## Task description
Please rewrite everything in the Datomic thread from "I am at least" down to "named Lennart ^^.", putting "restrictive" wherever "selective" appears.

## Excerpt
================================

Fork me on GitHub
#datomic
<
2021-10-08
>
Ivar Refsdal13:10:27

I have a query like this:

(d/query
    {:query {:find '[?e]
             :in '[$ ?v [?i ...]]
             :where '[[?e :e/v ?v]
                      [?e :e/i ?i]]}
     :args [(d/db conn)
            true
            (vec (take 500 (:i params)))]})
And it produces an OutOfMemoryError. But if I change (take 500 ... to (take 10 ..., it works. But that makes it a less restrictive query, right? How does that make sense? Why does this happen? I know (now) that swapping the order of the where clauses solves this problem. Could it be possible that something is wrong in the Datomic query planner? Or is there something I'm not getting yet?

Lennart Buit13:10:55

So the first clause binds all ?e for which :e/v is true. As far as I understand it, the where clauses are executed for each unique combination of in’s, and the results are union’ed. Therefore, with [?i …] being 500 items long, you execute that large binding 500 times, whereas with [?i …] being 10 items, you only do it 10 items.

Lennart Buit13:10:05

There is no query planner in Datomic btw, you need to make sure yourself that the most restrictive clause is first.

1
Lennart Buit13:10:38

In this case you have (empirically) found out that that is [?e :e/i ?i] 😛

😁 1
Ivar Refsdal15:10:12

Hehe thank you Lennart 🙂

Ivar Refsdal16:10:11

How is "the most restrictive clause" calculated? The total number of datoms matched by that clause?

Ivar Refsdal16:10:28

Or should the collection matches be considered special because of union/or?

Ivar Refsdal16:10:05

I guess I am probably not getting something... Here is a gist that demonstrates the OOM though: https://gist.github.com/ivarref/0d3d34eeeffbc4625d6120727368e405

Ivar Refsdal16:10:30

I am at least surprised to get an OOM in this case

Lennart Buit18:10:19

Datomic isn’t necessarily determining whether a clause is most selective beforehand. It just finds all Datoms satisfying the clause. So as a programmer you need to choose what clause is most selective. Say you look for all ‘males named Lennart’, the more selective clause is ‘named Lennart’. You know, around half of the population is male, and way way less people are named Lennart ^^.

================================

## Excerpted data

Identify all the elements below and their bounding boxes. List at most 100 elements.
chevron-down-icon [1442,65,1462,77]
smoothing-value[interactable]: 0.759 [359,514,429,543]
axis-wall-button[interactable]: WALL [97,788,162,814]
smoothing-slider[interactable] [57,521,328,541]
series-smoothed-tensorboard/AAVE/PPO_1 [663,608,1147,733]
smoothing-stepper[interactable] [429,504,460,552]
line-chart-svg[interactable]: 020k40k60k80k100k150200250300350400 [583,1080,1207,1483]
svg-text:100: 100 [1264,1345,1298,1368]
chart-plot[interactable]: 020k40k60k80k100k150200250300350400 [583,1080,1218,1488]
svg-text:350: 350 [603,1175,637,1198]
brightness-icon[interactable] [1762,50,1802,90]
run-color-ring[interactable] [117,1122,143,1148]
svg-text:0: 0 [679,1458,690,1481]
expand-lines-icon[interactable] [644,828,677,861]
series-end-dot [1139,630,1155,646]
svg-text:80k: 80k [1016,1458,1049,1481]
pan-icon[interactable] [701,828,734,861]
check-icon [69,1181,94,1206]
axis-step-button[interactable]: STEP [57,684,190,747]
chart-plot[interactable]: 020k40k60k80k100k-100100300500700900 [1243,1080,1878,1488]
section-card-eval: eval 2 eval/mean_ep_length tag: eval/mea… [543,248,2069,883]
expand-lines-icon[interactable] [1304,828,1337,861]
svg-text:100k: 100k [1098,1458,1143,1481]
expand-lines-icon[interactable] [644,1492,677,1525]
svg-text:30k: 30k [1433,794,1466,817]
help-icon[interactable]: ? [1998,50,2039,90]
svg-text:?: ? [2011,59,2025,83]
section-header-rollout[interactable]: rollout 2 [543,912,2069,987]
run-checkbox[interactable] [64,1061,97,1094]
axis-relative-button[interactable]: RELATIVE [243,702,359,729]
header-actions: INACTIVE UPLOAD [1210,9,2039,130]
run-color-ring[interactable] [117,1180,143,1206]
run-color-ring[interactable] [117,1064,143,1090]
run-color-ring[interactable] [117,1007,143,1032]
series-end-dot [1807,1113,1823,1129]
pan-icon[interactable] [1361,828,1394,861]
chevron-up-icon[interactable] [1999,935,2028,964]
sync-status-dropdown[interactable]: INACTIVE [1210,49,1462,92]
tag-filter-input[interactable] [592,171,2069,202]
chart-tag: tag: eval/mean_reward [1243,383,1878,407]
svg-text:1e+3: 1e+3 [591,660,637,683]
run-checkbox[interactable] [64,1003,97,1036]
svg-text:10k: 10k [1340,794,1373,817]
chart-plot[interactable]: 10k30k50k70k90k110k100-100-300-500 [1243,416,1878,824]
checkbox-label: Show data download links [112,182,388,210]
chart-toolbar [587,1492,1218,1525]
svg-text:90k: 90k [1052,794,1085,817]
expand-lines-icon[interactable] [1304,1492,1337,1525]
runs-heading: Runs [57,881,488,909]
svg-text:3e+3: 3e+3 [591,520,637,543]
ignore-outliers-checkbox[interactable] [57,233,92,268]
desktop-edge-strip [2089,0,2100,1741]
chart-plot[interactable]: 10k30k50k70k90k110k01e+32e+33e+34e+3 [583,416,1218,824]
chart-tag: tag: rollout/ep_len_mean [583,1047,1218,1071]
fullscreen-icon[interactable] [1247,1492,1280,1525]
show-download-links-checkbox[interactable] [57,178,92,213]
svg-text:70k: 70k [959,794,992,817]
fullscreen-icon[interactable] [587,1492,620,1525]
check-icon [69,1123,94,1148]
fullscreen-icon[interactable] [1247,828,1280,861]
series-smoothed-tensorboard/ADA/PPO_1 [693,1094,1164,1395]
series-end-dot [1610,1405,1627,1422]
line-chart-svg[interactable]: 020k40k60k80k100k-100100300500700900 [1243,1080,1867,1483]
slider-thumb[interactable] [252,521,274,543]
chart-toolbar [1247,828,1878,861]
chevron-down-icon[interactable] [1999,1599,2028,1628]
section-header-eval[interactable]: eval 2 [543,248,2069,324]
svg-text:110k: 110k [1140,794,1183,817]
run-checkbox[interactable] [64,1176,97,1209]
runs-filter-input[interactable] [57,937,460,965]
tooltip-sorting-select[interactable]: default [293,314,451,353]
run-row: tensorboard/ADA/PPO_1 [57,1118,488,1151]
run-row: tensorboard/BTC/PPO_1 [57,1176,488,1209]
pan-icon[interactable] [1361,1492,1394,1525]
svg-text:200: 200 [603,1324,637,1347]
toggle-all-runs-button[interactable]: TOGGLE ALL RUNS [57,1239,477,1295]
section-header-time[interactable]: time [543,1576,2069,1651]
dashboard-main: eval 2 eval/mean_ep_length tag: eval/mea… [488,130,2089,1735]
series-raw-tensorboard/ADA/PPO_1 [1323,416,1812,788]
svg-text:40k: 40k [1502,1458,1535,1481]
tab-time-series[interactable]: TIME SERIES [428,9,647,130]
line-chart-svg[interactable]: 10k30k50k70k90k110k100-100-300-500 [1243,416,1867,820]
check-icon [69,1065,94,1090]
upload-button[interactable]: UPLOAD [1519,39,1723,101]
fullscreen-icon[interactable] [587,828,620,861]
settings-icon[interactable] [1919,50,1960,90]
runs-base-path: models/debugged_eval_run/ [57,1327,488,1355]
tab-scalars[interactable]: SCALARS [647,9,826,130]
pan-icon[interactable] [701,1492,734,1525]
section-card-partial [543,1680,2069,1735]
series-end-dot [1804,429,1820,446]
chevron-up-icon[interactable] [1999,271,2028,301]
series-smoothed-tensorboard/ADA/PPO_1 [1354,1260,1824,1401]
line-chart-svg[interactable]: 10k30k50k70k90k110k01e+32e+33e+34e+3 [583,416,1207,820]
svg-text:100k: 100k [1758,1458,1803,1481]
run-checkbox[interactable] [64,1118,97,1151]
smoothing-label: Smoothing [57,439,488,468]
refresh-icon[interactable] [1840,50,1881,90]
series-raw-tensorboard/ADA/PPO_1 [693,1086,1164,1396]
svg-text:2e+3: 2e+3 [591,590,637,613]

================================

## Answer for the task
I am at least surprised to get an OOM in this case

Lennart Buit18:10:19

Datomic isn’t necessarily determining whether a clause is most restrictive beforehand. It just finds all Datoms satisfying the clause. So as a programmer you need to choose what clause is most restrictive. Say you look for all ‘males named Lennart’, the more restrictive clause is ‘named Lennart’. You know, around half of the population is male, and way way less people are named Lennart ^^.